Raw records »
--
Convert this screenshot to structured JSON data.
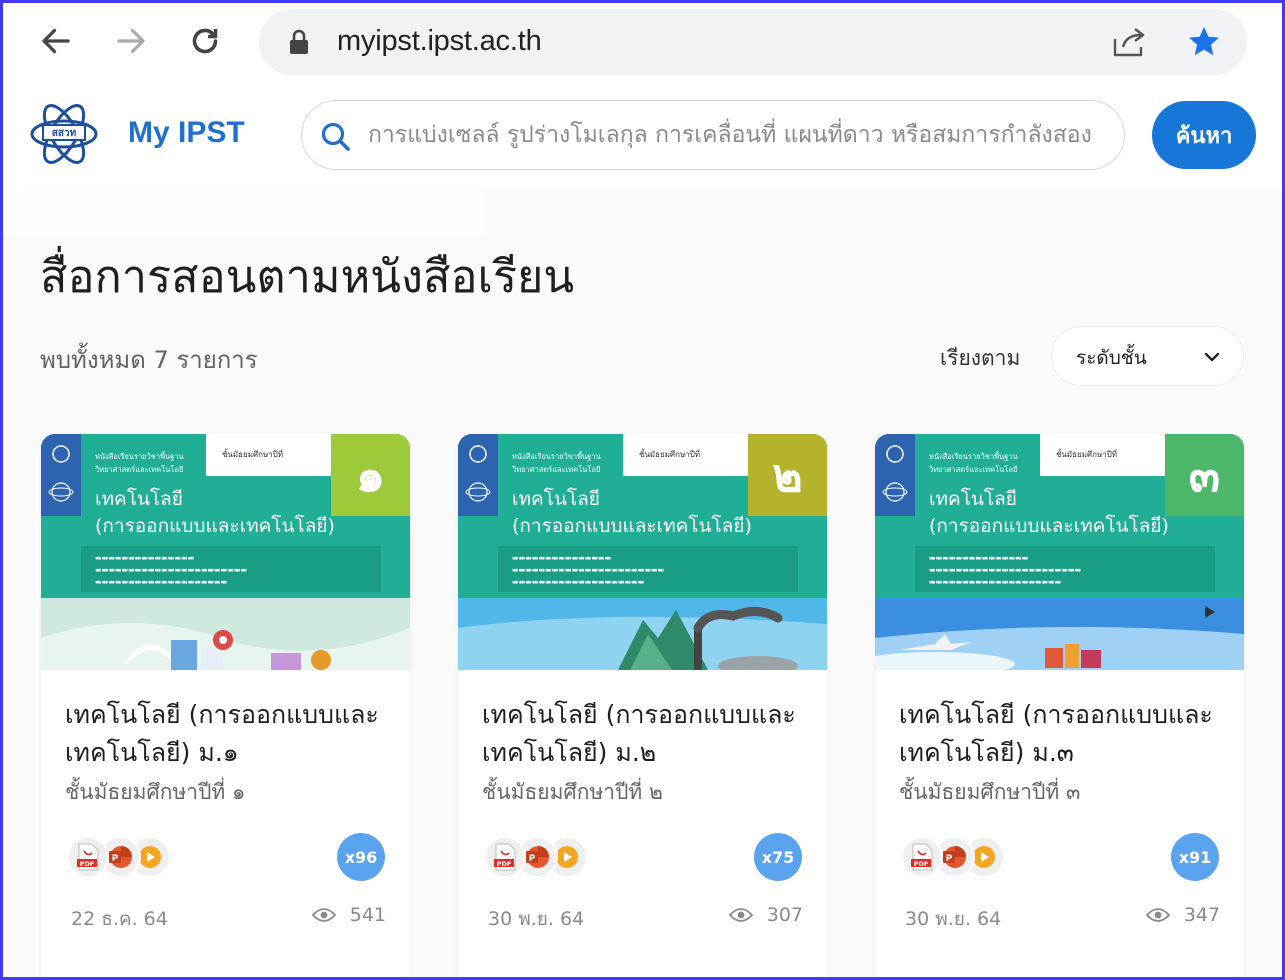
{
  "browser": {
    "url": "myipst.ipst.ac.th"
  },
  "header": {
    "brand": "My IPST",
    "search_placeholder": "การแบ่งเซลล์ รูปร่างโมเลกุล การเคลื่อนที่ แผนที่ดาว หรือสมการกำลังสอง",
    "search_button": "ค้นหา"
  },
  "main": {
    "title": "สื่อการสอนตามหนังสือเรียน",
    "result_count": "พบทั้งหมด 7 รายการ",
    "sort_label": "เรียงตาม",
    "sort_value": "ระดับชั้น"
  },
  "cards": [
    {
      "cover_numeral": "๑",
      "cover_color": "#9ec93a",
      "cover_small": "หนังสือเรียนรายวิชาพื้นฐาน\nวิทยาศาสตร์และเทคโนโลยี",
      "cover_grade": "ชั้นมัธยมศึกษาปีที่",
      "cover_title": "เทคโนโลยี\n(การออกแบบและเทคโนโลยี)",
      "title": "เทคโนโลยี (การออกแบบและเทคโนโลยี) ม.๑",
      "subtitle": "ชั้นมัธยมศึกษาปีที่ ๑",
      "count": "x96",
      "date": "22 ธ.ค. 64",
      "views": "541"
    },
    {
      "cover_numeral": "๒",
      "cover_color": "#b5b32c",
      "cover_small": "หนังสือเรียนรายวิชาพื้นฐาน\nวิทยาศาสตร์และเทคโนโลยี",
      "cover_grade": "ชั้นมัธยมศึกษาปีที่",
      "cover_title": "เทคโนโลยี\n(การออกแบบและเทคโนโลยี)",
      "title": "เทคโนโลยี (การออกแบบและเทคโนโลยี) ม.๒",
      "subtitle": "ชั้นมัธยมศึกษาปีที่ ๒",
      "count": "x75",
      "date": "30 พ.ย. 64",
      "views": "307"
    },
    {
      "cover_numeral": "๓",
      "cover_color": "#4db86a",
      "cover_small": "หนังสือเรียนรายวิชาพื้นฐาน\nวิทยาศาสตร์และเทคโนโลยี",
      "cover_grade": "ชั้นมัธยมศึกษาปีที่",
      "cover_title": "เทคโนโลยี\n(การออกแบบและเทคโนโลยี)",
      "title": "เทคโนโลยี (การออกแบบและเทคโนโลยี) ม.๓",
      "subtitle": "ชั้นมัธยมศึกษาปีที่ ๓",
      "count": "x91",
      "date": "30 พ.ย. 64",
      "views": "347"
    }
  ],
  "icons": {
    "back": "arrow-left-icon",
    "forward": "arrow-right-icon",
    "reload": "reload-icon",
    "lock": "lock-icon",
    "share": "share-icon",
    "bookmark": "star-icon",
    "search": "search-icon",
    "chevron": "chevron-down-icon",
    "pdf": "pdf-icon",
    "powerpoint": "powerpoint-icon",
    "video": "play-icon",
    "views": "eye-icon"
  },
  "colors": {
    "accent": "#1677d8",
    "brand": "#1e6fd0",
    "badge": "#5aa3ef",
    "cover_green": "#20ae96"
  }
}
--
Count every line of the records that holds the string "views". Write only the total.

4